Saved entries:
::::

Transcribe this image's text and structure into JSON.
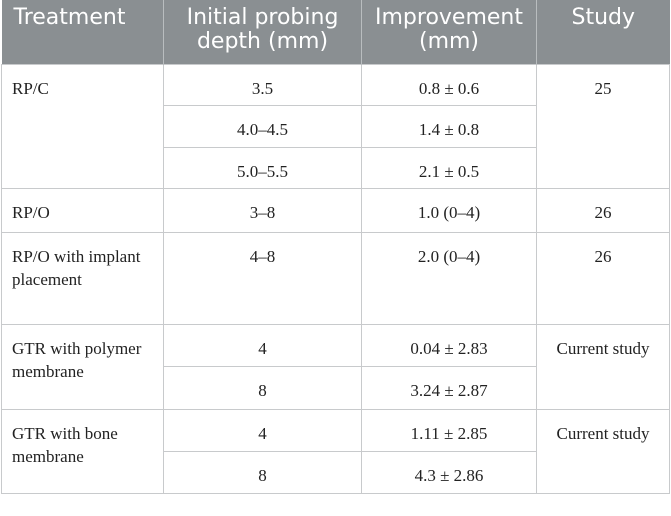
{
  "table": {
    "headers": [
      "Treatment",
      "Initial probing depth (mm)",
      "Improvement (mm)",
      "Study"
    ],
    "groups": [
      {
        "treatment": "RP/C",
        "study": "25",
        "rows": [
          {
            "depth": "3.5",
            "improvement": "0.8 ± 0.6"
          },
          {
            "depth": "4.0–4.5",
            "improvement": "1.4 ± 0.8"
          },
          {
            "depth": "5.0–5.5",
            "improvement": "2.1 ± 0.5"
          }
        ]
      },
      {
        "treatment": "RP/O",
        "study": "26",
        "rows": [
          {
            "depth": "3–8",
            "improvement": "1.0 (0–4)"
          }
        ]
      },
      {
        "treatment": "RP/O with implant placement",
        "study": "26",
        "rows": [
          {
            "depth": "4–8",
            "improvement": "2.0 (0–4)"
          }
        ]
      },
      {
        "treatment": "GTR with polymer membrane",
        "study": "Current study",
        "rows": [
          {
            "depth": "4",
            "improvement": "0.04 ± 2.83"
          },
          {
            "depth": "8",
            "improvement": "3.24 ± 2.87"
          }
        ]
      },
      {
        "treatment": "GTR with bone membrane",
        "study": "Current study",
        "rows": [
          {
            "depth": "4",
            "improvement": "1.11 ± 2.85"
          },
          {
            "depth": "8",
            "improvement": "4.3 ± 2.86"
          }
        ]
      }
    ]
  }
}
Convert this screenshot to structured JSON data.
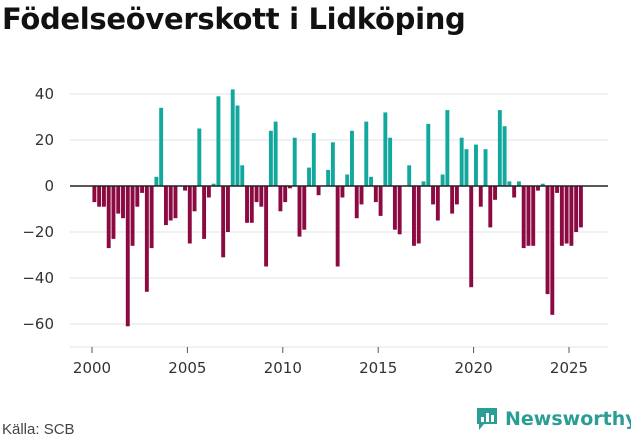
{
  "title": "Födelseöverskott i Lidköping",
  "source": "Källa: SCB",
  "brand": "Newsworthy",
  "colors": {
    "positive": "#13a89e",
    "negative": "#8c0a42",
    "grid": "#e3e3e3",
    "zero": "#222222",
    "brand": "#2a9d95"
  },
  "chart_data": {
    "type": "bar",
    "title": "Födelseöverskott i Lidköping",
    "xlabel": "",
    "ylabel": "",
    "ylim": [
      -70,
      45
    ],
    "yticks": [
      40,
      20,
      0,
      -20,
      -40,
      -60
    ],
    "xticks": [
      2000,
      2005,
      2010,
      2015,
      2020,
      2025
    ],
    "xlim": [
      1999.3,
      2026.2
    ],
    "grid": true,
    "period": "quarterly",
    "start": 2000.0,
    "values": [
      -7,
      -9,
      -9,
      -27,
      -23,
      -12,
      -14,
      -61,
      -26,
      -9,
      -3,
      -46,
      -27,
      4,
      34,
      -17,
      -15,
      -14,
      0,
      -2,
      -25,
      -11,
      25,
      -23,
      -5,
      1,
      39,
      -31,
      -20,
      42,
      35,
      9,
      -16,
      -16,
      -7,
      -9,
      -35,
      24,
      28,
      -11,
      -7,
      -1,
      21,
      -22,
      -19,
      8,
      23,
      -4,
      0,
      7,
      19,
      -35,
      -5,
      5,
      24,
      -14,
      -8,
      28,
      4,
      -7,
      -13,
      32,
      21,
      -19,
      -21,
      0,
      9,
      -26,
      -25,
      2,
      27,
      -8,
      -15,
      5,
      33,
      -12,
      -8,
      21,
      16,
      -44,
      18,
      -9,
      16,
      -18,
      -6,
      33,
      26,
      2,
      -5,
      2,
      -27,
      -26,
      -26,
      -2,
      1,
      -47,
      -56,
      -3,
      -26,
      -25,
      -26,
      -20,
      -18
    ]
  }
}
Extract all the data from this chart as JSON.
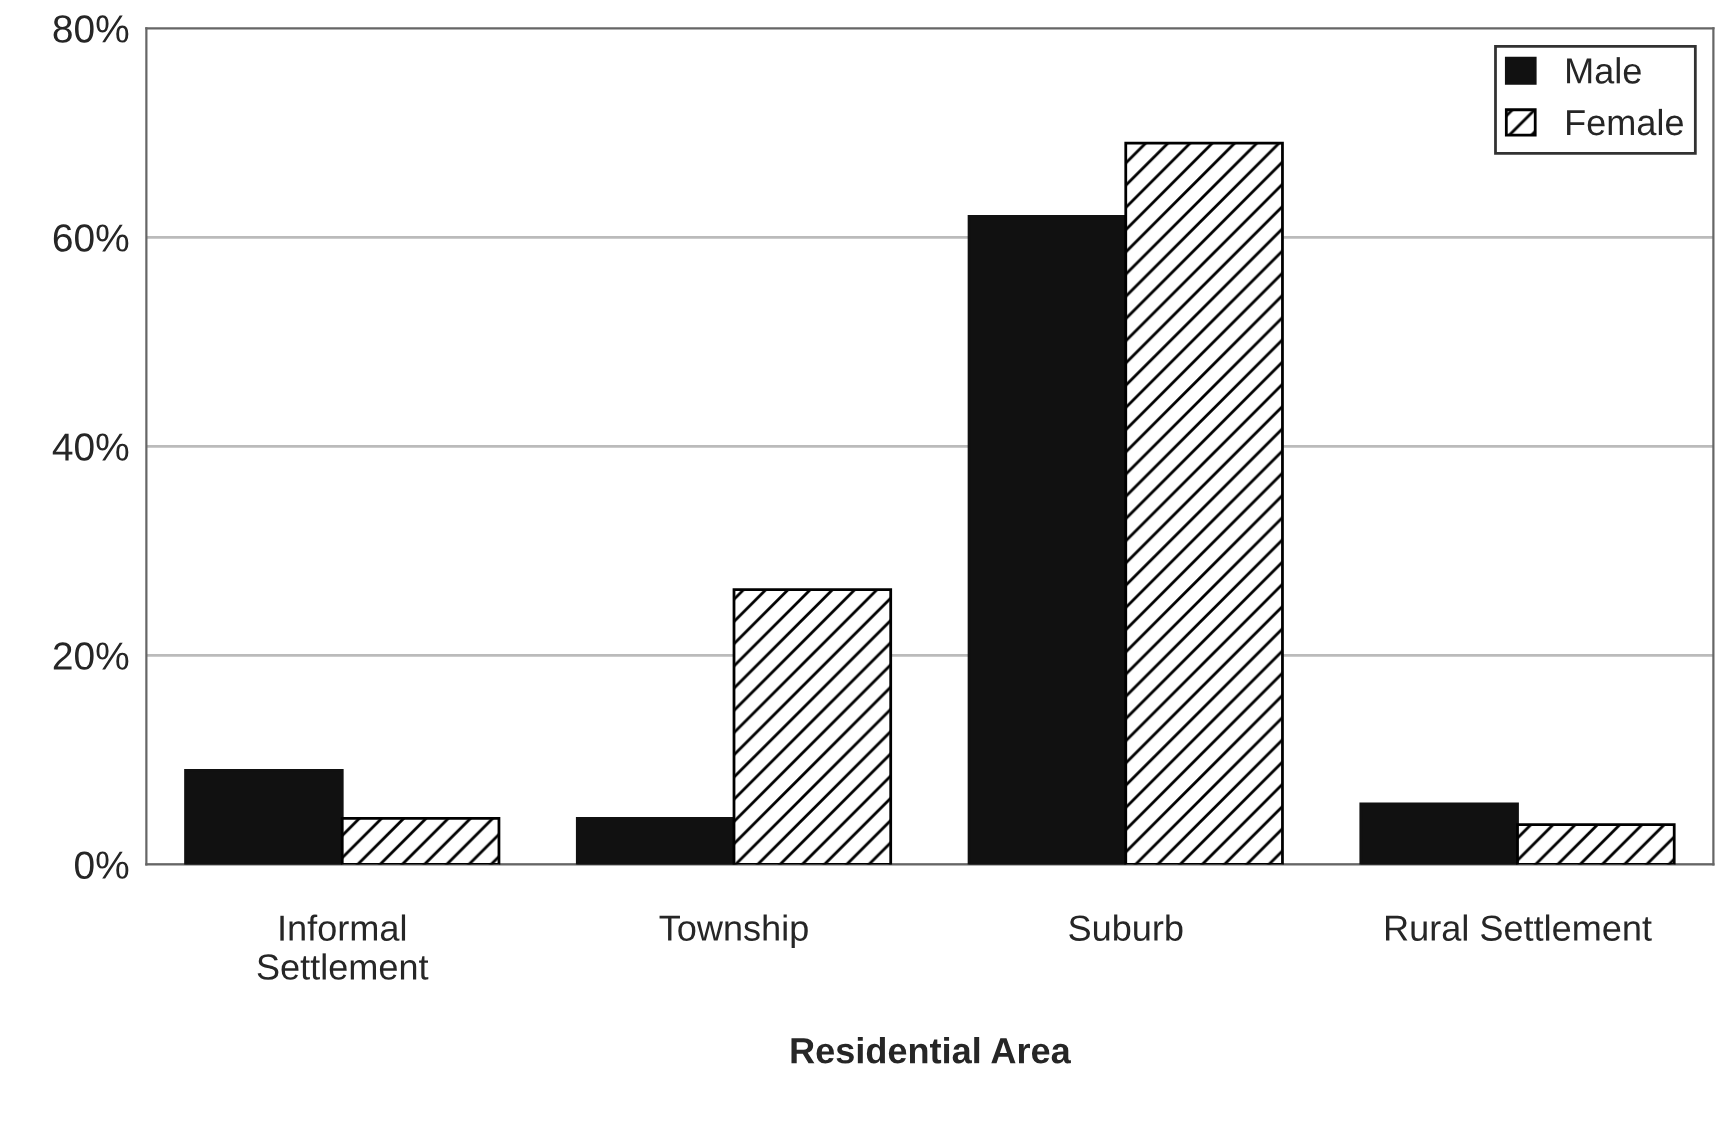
{
  "chart_data": {
    "type": "bar",
    "xlabel": "Residential Area",
    "categories": [
      "Informal\nSettlement",
      "Township",
      "Suburb",
      "Rural Settlement"
    ],
    "series": [
      {
        "name": "Male",
        "color": "#111111",
        "values": [
          9.0,
          4.4,
          62,
          5.8
        ]
      },
      {
        "name": "Female",
        "color": "#000000",
        "values": [
          4.4,
          26.3,
          69,
          3.8
        ]
      }
    ],
    "ylim": [
      0,
      80
    ],
    "yticks": [
      {
        "value": 0,
        "label": "0%"
      },
      {
        "value": 20,
        "label": "20%"
      },
      {
        "value": 40,
        "label": "40%"
      },
      {
        "value": 60,
        "label": "60%"
      },
      {
        "value": 80,
        "label": "80%"
      }
    ],
    "grid": "y",
    "legend": "top right"
  }
}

::::

_To be done:_
Write every entry out again exactly, dropping the pictures.

_Answer below:_
Transcribe this image's text and structure into JSON.
{
  "table": {
    "headers": [
      "Treatment",
      "Initial probing depth (mm)",
      "Improvement (mm)",
      "Study"
    ],
    "groups": [
      {
        "treatment": "RP/C",
        "study": "25",
        "rows": [
          {
            "depth": "3.5",
            "improvement": "0.8 ± 0.6"
          },
          {
            "depth": "4.0–4.5",
            "improvement": "1.4 ± 0.8"
          },
          {
            "depth": "5.0–5.5",
            "improvement": "2.1 ± 0.5"
          }
        ]
      },
      {
        "treatment": "RP/O",
        "study": "26",
        "rows": [
          {
            "depth": "3–8",
            "improvement": "1.0 (0–4)"
          }
        ]
      },
      {
        "treatment": "RP/O with implant placement",
        "study": "26",
        "rows": [
          {
            "depth": "4–8",
            "improvement": "2.0 (0–4)"
          }
        ]
      },
      {
        "treatment": "GTR with polymer membrane",
        "study": "Current study",
        "rows": [
          {
            "depth": "4",
            "improvement": "0.04 ± 2.83"
          },
          {
            "depth": "8",
            "improvement": "3.24 ± 2.87"
          }
        ]
      },
      {
        "treatment": "GTR with bone membrane",
        "study": "Current study",
        "rows": [
          {
            "depth": "4",
            "improvement": "1.11 ± 2.85"
          },
          {
            "depth": "8",
            "improvement": "4.3 ± 2.86"
          }
        ]
      }
    ]
  }
}
Convert this screenshot to structured JSON data.
{
  "title": "Födelseöverskott i Lidköping",
  "source": "Källa: SCB",
  "brand": "Newsworthy",
  "colors": {
    "positive": "#13a89e",
    "negative": "#8c0a42",
    "grid": "#e3e3e3",
    "zero": "#222222",
    "brand": "#2a9d95"
  },
  "chart_data": {
    "type": "bar",
    "title": "Födelseöverskott i Lidköping",
    "xlabel": "",
    "ylabel": "",
    "ylim": [
      -70,
      45
    ],
    "yticks": [
      40,
      20,
      0,
      -20,
      -40,
      -60
    ],
    "xticks": [
      2000,
      2005,
      2010,
      2015,
      2020,
      2025
    ],
    "xlim": [
      1999.3,
      2026.2
    ],
    "grid": true,
    "period": "quarterly",
    "start": 2000.0,
    "values": [
      -7,
      -9,
      -9,
      -27,
      -23,
      -12,
      -14,
      -61,
      -26,
      -9,
      -3,
      -46,
      -27,
      4,
      34,
      -17,
      -15,
      -14,
      0,
      -2,
      -25,
      -11,
      25,
      -23,
      -5,
      1,
      39,
      -31,
      -20,
      42,
      35,
      9,
      -16,
      -16,
      -7,
      -9,
      -35,
      24,
      28,
      -11,
      -7,
      -1,
      21,
      -22,
      -19,
      8,
      23,
      -4,
      0,
      7,
      19,
      -35,
      -5,
      5,
      24,
      -14,
      -8,
      28,
      4,
      -7,
      -13,
      32,
      21,
      -19,
      -21,
      0,
      9,
      -26,
      -25,
      2,
      27,
      -8,
      -15,
      5,
      33,
      -12,
      -8,
      21,
      16,
      -44,
      18,
      -9,
      16,
      -18,
      -6,
      33,
      26,
      2,
      -5,
      2,
      -27,
      -26,
      -26,
      -2,
      1,
      -47,
      -56,
      -3,
      -26,
      -25,
      -26,
      -20,
      -18
    ]
  }
}
Extract all the data from this chart as JSON.
{
  "chart_data": {
    "type": "bar",
    "xlabel": "Residential Area",
    "categories": [
      "Informal\nSettlement",
      "Township",
      "Suburb",
      "Rural Settlement"
    ],
    "series": [
      {
        "name": "Male",
        "color": "#111111",
        "values": [
          9.0,
          4.4,
          62,
          5.8
        ]
      },
      {
        "name": "Female",
        "color": "#000000",
        "values": [
          4.4,
          26.3,
          69,
          3.8
        ]
      }
    ],
    "ylim": [
      0,
      80
    ],
    "yticks": [
      {
        "value": 0,
        "label": "0%"
      },
      {
        "value": 20,
        "label": "20%"
      },
      {
        "value": 40,
        "label": "40%"
      },
      {
        "value": 60,
        "label": "60%"
      },
      {
        "value": 80,
        "label": "80%"
      }
    ],
    "grid": "y",
    "legend": "top right"
  }
}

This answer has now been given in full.